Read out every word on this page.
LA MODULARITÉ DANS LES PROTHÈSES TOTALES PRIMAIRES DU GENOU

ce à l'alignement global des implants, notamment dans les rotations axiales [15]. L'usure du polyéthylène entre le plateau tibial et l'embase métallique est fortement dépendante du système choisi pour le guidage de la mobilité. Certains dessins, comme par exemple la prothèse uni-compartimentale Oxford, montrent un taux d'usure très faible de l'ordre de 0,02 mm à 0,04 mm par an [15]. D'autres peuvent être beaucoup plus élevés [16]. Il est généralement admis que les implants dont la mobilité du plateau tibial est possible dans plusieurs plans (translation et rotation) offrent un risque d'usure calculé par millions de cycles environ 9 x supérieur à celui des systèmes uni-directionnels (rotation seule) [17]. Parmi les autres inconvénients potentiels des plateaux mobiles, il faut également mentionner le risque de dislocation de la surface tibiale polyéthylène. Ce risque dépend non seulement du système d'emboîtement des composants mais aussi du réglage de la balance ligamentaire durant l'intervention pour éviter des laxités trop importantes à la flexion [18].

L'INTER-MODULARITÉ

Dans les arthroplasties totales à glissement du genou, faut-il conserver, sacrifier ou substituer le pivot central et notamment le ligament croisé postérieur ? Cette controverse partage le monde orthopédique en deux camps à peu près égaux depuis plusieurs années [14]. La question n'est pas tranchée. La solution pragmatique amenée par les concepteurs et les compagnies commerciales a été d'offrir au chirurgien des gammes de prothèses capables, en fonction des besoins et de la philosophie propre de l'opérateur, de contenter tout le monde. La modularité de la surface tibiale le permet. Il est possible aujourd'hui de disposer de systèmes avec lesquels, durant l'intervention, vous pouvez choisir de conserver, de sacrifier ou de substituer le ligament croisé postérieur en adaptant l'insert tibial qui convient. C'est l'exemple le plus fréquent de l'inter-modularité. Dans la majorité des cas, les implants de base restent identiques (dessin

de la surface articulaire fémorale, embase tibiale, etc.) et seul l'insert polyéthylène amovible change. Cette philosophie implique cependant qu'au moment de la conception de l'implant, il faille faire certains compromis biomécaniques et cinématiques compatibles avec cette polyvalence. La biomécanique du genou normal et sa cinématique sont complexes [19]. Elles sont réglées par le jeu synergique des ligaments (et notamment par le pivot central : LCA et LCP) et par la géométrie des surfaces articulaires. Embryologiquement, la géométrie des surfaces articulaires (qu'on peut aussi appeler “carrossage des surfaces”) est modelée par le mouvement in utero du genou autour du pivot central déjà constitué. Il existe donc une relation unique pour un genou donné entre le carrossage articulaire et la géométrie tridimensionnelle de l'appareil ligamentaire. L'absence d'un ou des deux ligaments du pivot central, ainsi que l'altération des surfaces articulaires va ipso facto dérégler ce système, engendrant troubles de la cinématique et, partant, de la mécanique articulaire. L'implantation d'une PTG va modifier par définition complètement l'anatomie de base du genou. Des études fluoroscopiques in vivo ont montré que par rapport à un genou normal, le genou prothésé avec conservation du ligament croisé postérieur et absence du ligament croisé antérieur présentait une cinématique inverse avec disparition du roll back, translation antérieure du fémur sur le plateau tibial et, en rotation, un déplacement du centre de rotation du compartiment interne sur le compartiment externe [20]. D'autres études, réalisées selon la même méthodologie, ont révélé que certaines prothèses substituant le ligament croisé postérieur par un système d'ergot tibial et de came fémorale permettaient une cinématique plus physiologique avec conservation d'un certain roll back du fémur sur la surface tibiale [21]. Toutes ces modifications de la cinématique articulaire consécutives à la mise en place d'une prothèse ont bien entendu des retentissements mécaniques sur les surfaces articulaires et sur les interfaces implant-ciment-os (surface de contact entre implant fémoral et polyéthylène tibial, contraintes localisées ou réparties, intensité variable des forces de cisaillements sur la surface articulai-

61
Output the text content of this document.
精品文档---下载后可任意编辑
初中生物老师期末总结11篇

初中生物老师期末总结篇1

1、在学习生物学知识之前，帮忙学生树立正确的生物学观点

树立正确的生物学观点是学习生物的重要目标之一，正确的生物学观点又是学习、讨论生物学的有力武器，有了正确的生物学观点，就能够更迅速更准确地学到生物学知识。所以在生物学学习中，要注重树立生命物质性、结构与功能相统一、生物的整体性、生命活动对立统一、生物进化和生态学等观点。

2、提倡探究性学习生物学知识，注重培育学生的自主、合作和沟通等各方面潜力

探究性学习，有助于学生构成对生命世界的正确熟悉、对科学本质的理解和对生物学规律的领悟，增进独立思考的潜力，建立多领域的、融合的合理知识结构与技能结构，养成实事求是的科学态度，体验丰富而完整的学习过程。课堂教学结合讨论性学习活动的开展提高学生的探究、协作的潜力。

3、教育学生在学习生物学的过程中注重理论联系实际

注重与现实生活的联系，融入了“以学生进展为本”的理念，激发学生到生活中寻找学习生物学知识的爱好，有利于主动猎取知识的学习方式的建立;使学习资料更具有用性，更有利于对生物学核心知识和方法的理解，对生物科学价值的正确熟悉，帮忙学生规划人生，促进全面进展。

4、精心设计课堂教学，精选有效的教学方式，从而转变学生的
-=-=-=-=-
— YOUR TASK —
In the entries above, count each line that holds "this". Give the total and nothing else.

— EXPECTED ANSWER —
2